··· Recorded information
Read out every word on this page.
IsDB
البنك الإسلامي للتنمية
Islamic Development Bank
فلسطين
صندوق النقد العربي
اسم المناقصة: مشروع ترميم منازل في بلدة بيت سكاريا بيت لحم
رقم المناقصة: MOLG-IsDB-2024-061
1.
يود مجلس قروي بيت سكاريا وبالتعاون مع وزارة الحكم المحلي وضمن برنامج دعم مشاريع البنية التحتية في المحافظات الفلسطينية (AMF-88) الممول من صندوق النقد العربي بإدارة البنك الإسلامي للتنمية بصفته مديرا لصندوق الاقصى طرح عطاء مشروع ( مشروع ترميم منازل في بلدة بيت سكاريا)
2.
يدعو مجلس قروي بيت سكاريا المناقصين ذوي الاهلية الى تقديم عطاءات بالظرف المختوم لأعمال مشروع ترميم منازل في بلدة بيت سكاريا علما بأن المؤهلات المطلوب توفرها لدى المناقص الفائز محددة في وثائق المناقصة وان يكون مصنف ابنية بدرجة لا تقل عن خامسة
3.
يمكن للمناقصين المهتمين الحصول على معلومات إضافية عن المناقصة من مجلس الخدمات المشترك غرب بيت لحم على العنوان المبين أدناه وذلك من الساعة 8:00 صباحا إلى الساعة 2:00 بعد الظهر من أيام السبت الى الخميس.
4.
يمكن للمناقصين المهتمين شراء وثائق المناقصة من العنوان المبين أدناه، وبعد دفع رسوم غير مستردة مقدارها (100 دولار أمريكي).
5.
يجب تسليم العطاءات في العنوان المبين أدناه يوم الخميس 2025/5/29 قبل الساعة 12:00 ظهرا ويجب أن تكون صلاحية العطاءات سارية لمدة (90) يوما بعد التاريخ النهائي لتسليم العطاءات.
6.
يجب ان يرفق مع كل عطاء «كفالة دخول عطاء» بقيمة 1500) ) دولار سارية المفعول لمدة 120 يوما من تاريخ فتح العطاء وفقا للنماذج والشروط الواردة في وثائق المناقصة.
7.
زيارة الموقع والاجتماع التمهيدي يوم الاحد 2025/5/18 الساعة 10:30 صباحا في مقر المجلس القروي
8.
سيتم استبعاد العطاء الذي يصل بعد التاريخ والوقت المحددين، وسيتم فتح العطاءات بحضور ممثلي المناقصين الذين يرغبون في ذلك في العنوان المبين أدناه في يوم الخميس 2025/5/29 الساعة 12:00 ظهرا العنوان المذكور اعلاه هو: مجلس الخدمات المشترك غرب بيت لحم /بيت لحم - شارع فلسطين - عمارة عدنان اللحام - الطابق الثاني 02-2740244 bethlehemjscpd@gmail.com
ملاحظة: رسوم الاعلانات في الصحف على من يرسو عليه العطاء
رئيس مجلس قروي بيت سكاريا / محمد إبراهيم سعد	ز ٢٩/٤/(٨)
······
Problem to work on:
Retype the records above exactly.

Written answer:
Read out every word on this page.
IsDB
البنك الإسلامي للتنمية
Islamic Development Bank
فلسطين
صندوق النقد العربي
اسم المناقصة: مشروع ترميم منازل في بلدة بيت سكاريا بيت لحم
رقم المناقصة: MOLG-IsDB-2024-061
1.
يود مجلس قروي بيت سكاريا وبالتعاون مع وزارة الحكم المحلي وضمن برنامج دعم مشاريع البنية التحتية في المحافظات الفلسطينية (AMF-88) الممول من صندوق النقد العربي بإدارة البنك الإسلامي للتنمية بصفته مديرا لصندوق الاقصى طرح عطاء مشروع ( مشروع ترميم منازل في بلدة بيت سكاريا)
2.
يدعو مجلس قروي بيت سكاريا المناقصين ذوي الاهلية الى تقديم عطاءات بالظرف المختوم لأعمال مشروع ترميم منازل في بلدة بيت سكاريا علما بأن المؤهلات المطلوب توفرها لدى المناقص الفائز محددة في وثائق المناقصة وان يكون مصنف ابنية بدرجة لا تقل عن خامسة
3.
يمكن للمناقصين المهتمين الحصول على معلومات إضافية عن المناقصة من مجلس الخدمات المشترك غرب بيت لحم على العنوان المبين أدناه وذلك من الساعة 8:00 صباحا إلى الساعة 2:00 بعد الظهر من أيام السبت الى الخميس.
4.
يمكن للمناقصين المهتمين شراء وثائق المناقصة من العنوان المبين أدناه، وبعد دفع رسوم غير مستردة مقدارها (100 دولار أمريكي).
5.
يجب تسليم العطاءات في العنوان المبين أدناه يوم الخميس 2025/5/29 قبل الساعة 12:00 ظهرا ويجب أن تكون صلاحية العطاءات سارية لمدة (90) يوما بعد التاريخ النهائي لتسليم العطاءات.
6.
يجب ان يرفق مع كل عطاء «كفالة دخول عطاء» بقيمة 1500) ) دولار سارية المفعول لمدة 120 يوما من تاريخ فتح العطاء وفقا للنماذج والشروط الواردة في وثائق المناقصة.
7.
زيارة الموقع والاجتماع التمهيدي يوم الاحد 2025/5/18 الساعة 10:30 صباحا في مقر المجلس القروي
8.
سيتم استبعاد العطاء الذي يصل بعد التاريخ والوقت المحددين، وسيتم فتح العطاءات بحضور ممثلي المناقصين الذين يرغبون في ذلك في العنوان المبين أدناه في يوم الخميس 2025/5/29 الساعة 12:00 ظهرا العنوان المذكور اعلاه هو: مجلس الخدمات المشترك غرب بيت لحم /بيت لحم - شارع فلسطين - عمارة عدنان اللحام - الطابق الثاني 02-2740244 bethlehemjscpd@gmail.com
ملاحظة: رسوم الاعلانات في الصحف على من يرسو عليه العطاء
رئيس مجلس قروي بيت سكاريا / محمد إبراهيم سعد	ز ٢٩/٤/(٨)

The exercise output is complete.